**Instruction**
Could you transcribe the material below exactly, without leaving out a single line?

[Dataset entries on figures]
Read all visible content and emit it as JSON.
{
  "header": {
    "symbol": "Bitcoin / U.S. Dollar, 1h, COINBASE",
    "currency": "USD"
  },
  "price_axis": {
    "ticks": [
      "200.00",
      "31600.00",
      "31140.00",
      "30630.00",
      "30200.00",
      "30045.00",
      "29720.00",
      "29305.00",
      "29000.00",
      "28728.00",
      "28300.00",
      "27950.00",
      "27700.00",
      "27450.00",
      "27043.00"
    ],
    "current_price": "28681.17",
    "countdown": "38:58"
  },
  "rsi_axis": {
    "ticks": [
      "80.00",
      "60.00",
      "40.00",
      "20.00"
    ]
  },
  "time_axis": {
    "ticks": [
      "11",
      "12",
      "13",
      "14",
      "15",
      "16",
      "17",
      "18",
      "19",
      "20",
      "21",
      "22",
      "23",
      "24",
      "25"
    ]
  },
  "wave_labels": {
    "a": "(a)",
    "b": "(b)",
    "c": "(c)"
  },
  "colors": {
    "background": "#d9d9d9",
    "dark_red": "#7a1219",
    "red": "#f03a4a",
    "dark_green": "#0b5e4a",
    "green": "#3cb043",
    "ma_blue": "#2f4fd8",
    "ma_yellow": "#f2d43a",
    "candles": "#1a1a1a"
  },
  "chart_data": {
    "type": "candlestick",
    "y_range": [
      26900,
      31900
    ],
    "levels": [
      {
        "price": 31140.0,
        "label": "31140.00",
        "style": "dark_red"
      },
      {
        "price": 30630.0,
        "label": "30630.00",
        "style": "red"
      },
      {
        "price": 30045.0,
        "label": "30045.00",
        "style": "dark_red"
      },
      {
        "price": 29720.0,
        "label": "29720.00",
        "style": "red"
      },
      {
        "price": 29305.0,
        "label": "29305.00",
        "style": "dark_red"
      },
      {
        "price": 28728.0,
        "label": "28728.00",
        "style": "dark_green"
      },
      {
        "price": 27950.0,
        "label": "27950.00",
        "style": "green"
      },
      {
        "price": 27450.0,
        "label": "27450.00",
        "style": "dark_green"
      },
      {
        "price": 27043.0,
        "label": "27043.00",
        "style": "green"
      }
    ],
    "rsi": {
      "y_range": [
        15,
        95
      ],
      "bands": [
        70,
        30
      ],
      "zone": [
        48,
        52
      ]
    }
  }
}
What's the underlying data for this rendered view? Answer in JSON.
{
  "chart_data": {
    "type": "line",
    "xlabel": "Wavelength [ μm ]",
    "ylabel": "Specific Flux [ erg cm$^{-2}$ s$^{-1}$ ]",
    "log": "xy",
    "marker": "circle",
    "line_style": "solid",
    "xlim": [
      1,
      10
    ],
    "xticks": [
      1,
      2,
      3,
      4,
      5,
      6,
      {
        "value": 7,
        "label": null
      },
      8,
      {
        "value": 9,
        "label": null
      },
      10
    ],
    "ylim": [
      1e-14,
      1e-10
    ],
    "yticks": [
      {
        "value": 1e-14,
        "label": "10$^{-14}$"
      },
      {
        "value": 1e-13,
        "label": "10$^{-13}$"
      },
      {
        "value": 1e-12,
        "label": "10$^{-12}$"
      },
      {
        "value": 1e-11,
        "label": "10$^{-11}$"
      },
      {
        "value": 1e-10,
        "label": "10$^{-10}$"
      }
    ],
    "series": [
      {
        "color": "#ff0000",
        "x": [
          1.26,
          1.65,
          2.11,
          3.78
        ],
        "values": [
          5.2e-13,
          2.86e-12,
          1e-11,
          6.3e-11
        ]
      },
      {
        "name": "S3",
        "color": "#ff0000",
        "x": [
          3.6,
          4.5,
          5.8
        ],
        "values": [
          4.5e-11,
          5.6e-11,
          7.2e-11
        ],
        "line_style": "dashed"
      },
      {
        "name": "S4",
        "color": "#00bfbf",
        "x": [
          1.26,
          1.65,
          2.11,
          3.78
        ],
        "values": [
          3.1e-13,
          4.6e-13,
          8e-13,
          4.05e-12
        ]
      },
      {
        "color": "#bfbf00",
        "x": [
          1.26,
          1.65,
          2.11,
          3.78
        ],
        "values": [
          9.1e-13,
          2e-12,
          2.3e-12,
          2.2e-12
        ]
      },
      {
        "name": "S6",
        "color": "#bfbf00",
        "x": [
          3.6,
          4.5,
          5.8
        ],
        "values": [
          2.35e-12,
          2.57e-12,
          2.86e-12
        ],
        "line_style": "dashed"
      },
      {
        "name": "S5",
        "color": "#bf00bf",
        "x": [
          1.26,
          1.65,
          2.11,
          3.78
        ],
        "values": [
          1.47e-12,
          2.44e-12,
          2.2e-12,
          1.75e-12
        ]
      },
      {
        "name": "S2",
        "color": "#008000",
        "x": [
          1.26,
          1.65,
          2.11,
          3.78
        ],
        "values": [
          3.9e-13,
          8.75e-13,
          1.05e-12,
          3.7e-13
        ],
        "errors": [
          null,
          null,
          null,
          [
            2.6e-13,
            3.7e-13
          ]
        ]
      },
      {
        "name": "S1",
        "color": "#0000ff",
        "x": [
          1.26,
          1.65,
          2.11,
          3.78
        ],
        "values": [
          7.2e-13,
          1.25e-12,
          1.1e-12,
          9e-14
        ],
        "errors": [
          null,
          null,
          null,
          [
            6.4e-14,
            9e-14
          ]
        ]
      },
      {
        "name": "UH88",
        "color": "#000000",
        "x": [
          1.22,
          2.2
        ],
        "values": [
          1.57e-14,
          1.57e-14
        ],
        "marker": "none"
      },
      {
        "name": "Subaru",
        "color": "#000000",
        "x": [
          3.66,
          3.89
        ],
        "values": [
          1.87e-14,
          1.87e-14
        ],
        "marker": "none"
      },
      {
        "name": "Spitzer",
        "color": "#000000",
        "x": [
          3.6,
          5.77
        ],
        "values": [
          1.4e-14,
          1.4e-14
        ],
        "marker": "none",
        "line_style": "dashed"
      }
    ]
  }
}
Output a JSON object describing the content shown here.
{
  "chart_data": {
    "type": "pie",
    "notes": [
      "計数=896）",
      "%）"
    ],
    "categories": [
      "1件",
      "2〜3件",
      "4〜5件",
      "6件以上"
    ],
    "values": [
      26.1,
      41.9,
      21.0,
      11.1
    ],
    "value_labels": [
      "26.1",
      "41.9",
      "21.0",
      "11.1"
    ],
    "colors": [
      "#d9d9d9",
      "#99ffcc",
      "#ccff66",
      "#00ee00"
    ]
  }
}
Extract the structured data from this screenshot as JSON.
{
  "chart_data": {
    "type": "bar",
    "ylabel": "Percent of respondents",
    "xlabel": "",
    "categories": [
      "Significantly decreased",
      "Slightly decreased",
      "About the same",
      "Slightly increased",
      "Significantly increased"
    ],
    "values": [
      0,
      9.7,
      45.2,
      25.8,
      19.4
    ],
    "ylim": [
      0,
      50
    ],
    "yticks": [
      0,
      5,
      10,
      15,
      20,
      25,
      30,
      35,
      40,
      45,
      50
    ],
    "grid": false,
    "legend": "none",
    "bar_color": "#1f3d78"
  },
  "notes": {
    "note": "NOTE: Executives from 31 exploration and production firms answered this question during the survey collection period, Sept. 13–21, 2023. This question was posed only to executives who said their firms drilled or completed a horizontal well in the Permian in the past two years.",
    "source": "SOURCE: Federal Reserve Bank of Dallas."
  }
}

**Result**
Read all visible content and emit it as JSON.
{
  "header": {
    "symbol": "Bitcoin / U.S. Dollar, 1h, COINBASE",
    "currency": "USD"
  },
  "price_axis": {
    "ticks": [
      "200.00",
      "31600.00",
      "31140.00",
      "30630.00",
      "30200.00",
      "30045.00",
      "29720.00",
      "29305.00",
      "29000.00",
      "28728.00",
      "28300.00",
      "27950.00",
      "27700.00",
      "27450.00",
      "27043.00"
    ],
    "current_price": "28681.17",
    "countdown": "38:58"
  },
  "rsi_axis": {
    "ticks": [
      "80.00",
      "60.00",
      "40.00",
      "20.00"
    ]
  },
  "time_axis": {
    "ticks": [
      "11",
      "12",
      "13",
      "14",
      "15",
      "16",
      "17",
      "18",
      "19",
      "20",
      "21",
      "22",
      "23",
      "24",
      "25"
    ]
  },
  "wave_labels": {
    "a": "(a)",
    "b": "(b)",
    "c": "(c)"
  },
  "colors": {
    "background": "#d9d9d9",
    "dark_red": "#7a1219",
    "red": "#f03a4a",
    "dark_green": "#0b5e4a",
    "green": "#3cb043",
    "ma_blue": "#2f4fd8",
    "ma_yellow": "#f2d43a",
    "candles": "#1a1a1a"
  },
  "chart_data": {
    "type": "candlestick",
    "y_range": [
      26900,
      31900
    ],
    "levels": [
      {
        "price": 31140.0,
        "label": "31140.00",
        "style": "dark_red"
      },
      {
        "price": 30630.0,
        "label": "30630.00",
        "style": "red"
      },
      {
        "price": 30045.0,
        "label": "30045.00",
        "style": "dark_red"
      },
      {
        "price": 29720.0,
        "label": "29720.00",
        "style": "red"
      },
      {
        "price": 29305.0,
        "label": "29305.00",
        "style": "dark_red"
      },
      {
        "price": 28728.0,
        "label": "28728.00",
        "style": "dark_green"
      },
      {
        "price": 27950.0,
        "label": "27950.00",
        "style": "green"
      },
      {
        "price": 27450.0,
        "label": "27450.00",
        "style": "dark_green"
      },
      {
        "price": 27043.0,
        "label": "27043.00",
        "style": "green"
      }
    ],
    "rsi": {
      "y_range": [
        15,
        95
      ],
      "bands": [
        70,
        30
      ],
      "zone": [
        48,
        52
      ]
    }
  }
}
What's the underlying data for this rendered view? Answer in JSON.
{
  "chart_data": {
    "type": "line",
    "xlabel": "Wavelength [ μm ]",
    "ylabel": "Specific Flux [ erg cm$^{-2}$ s$^{-1}$ ]",
    "log": "xy",
    "marker": "circle",
    "line_style": "solid",
    "xlim": [
      1,
      10
    ],
    "xticks": [
      1,
      2,
      3,
      4,
      5,
      6,
      {
        "value": 7,
        "label": null
      },
      8,
      {
        "value": 9,
        "label": null
      },
      10
    ],
    "ylim": [
      1e-14,
      1e-10
    ],
    "yticks": [
      {
        "value": 1e-14,
        "label": "10$^{-14}$"
      },
      {
        "value": 1e-13,
        "label": "10$^{-13}$"
      },
      {
        "value": 1e-12,
        "label": "10$^{-12}$"
      },
      {
        "value": 1e-11,
        "label": "10$^{-11}$"
      },
      {
        "value": 1e-10,
        "label": "10$^{-10}$"
      }
    ],
    "series": [
      {
        "color": "#ff0000",
        "x": [
          1.26,
          1.65,
          2.11,
          3.78
        ],
        "values": [
          5.2e-13,
          2.86e-12,
          1e-11,
          6.3e-11
        ]
      },
      {
        "name": "S3",
        "color": "#ff0000",
        "x": [
          3.6,
          4.5,
          5.8
        ],
        "values": [
          4.5e-11,
          5.6e-11,
          7.2e-11
        ],
        "line_style": "dashed"
      },
      {
        "name": "S4",
        "color": "#00bfbf",
        "x": [
          1.26,
          1.65,
          2.11,
          3.78
        ],
        "values": [
          3.1e-13,
          4.6e-13,
          8e-13,
          4.05e-12
        ]
      },
      {
        "color": "#bfbf00",
        "x": [
          1.26,
          1.65,
          2.11,
          3.78
        ],
        "values": [
          9.1e-13,
          2e-12,
          2.3e-12,
          2.2e-12
        ]
      },
      {
        "name": "S6",
        "color": "#bfbf00",
        "x": [
          3.6,
          4.5,
          5.8
        ],
        "values": [
          2.35e-12,
          2.57e-12,
          2.86e-12
        ],
        "line_style": "dashed"
      },
      {
        "name": "S5",
        "color": "#bf00bf",
        "x": [
          1.26,
          1.65,
          2.11,
          3.78
        ],
        "values": [
          1.47e-12,
          2.44e-12,
          2.2e-12,
          1.75e-12
        ]
      },
      {
        "name": "S2",
        "color": "#008000",
        "x": [
          1.26,
          1.65,
          2.11,
          3.78
        ],
        "values": [
          3.9e-13,
          8.75e-13,
          1.05e-12,
          3.7e-13
        ],
        "errors": [
          null,
          null,
          null,
          [
            2.6e-13,
            3.7e-13
          ]
        ]
      },
      {
        "name": "S1",
        "color": "#0000ff",
        "x": [
          1.26,
          1.65,
          2.11,
          3.78
        ],
        "values": [
          7.2e-13,
          1.25e-12,
          1.1e-12,
          9e-14
        ],
        "errors": [
          null,
          null,
          null,
          [
            6.4e-14,
            9e-14
          ]
        ]
      },
      {
        "name": "UH88",
        "color": "#000000",
        "x": [
          1.22,
          2.2
        ],
        "values": [
          1.57e-14,
          1.57e-14
        ],
        "marker": "none"
      },
      {
        "name": "Subaru",
        "color": "#000000",
        "x": [
          3.66,
          3.89
        ],
        "values": [
          1.87e-14,
          1.87e-14
        ],
        "marker": "none"
      },
      {
        "name": "Spitzer",
        "color": "#000000",
        "x": [
          3.6,
          5.77
        ],
        "values": [
          1.4e-14,
          1.4e-14
        ],
        "marker": "none",
        "line_style": "dashed"
      }
    ]
  }
}
Output a JSON object describing the content shown here.
{
  "chart_data": {
    "type": "pie",
    "notes": [
      "計数=896）",
      "%）"
    ],
    "categories": [
      "1件",
      "2〜3件",
      "4〜5件",
      "6件以上"
    ],
    "values": [
      26.1,
      41.9,
      21.0,
      11.1
    ],
    "value_labels": [
      "26.1",
      "41.9",
      "21.0",
      "11.1"
    ],
    "colors": [
      "#d9d9d9",
      "#99ffcc",
      "#ccff66",
      "#00ee00"
    ]
  }
}
Extract the structured data from this screenshot as JSON.
{
  "chart_data": {
    "type": "bar",
    "ylabel": "Percent of respondents",
    "xlabel": "",
    "categories": [
      "Significantly decreased",
      "Slightly decreased",
      "About the same",
      "Slightly increased",
      "Significantly increased"
    ],
    "values": [
      0,
      9.7,
      45.2,
      25.8,
      19.4
    ],
    "ylim": [
      0,
      50
    ],
    "yticks": [
      0,
      5,
      10,
      15,
      20,
      25,
      30,
      35,
      40,
      45,
      50
    ],
    "grid": false,
    "legend": "none",
    "bar_color": "#1f3d78"
  },
  "notes": {
    "note": "NOTE: Executives from 31 exploration and production firms answered this question during the survey collection period, Sept. 13–21, 2023. This question was posed only to executives who said their firms drilled or completed a horizontal well in the Permian in the past two years.",
    "source": "SOURCE: Federal Reserve Bank of Dallas."
  }
}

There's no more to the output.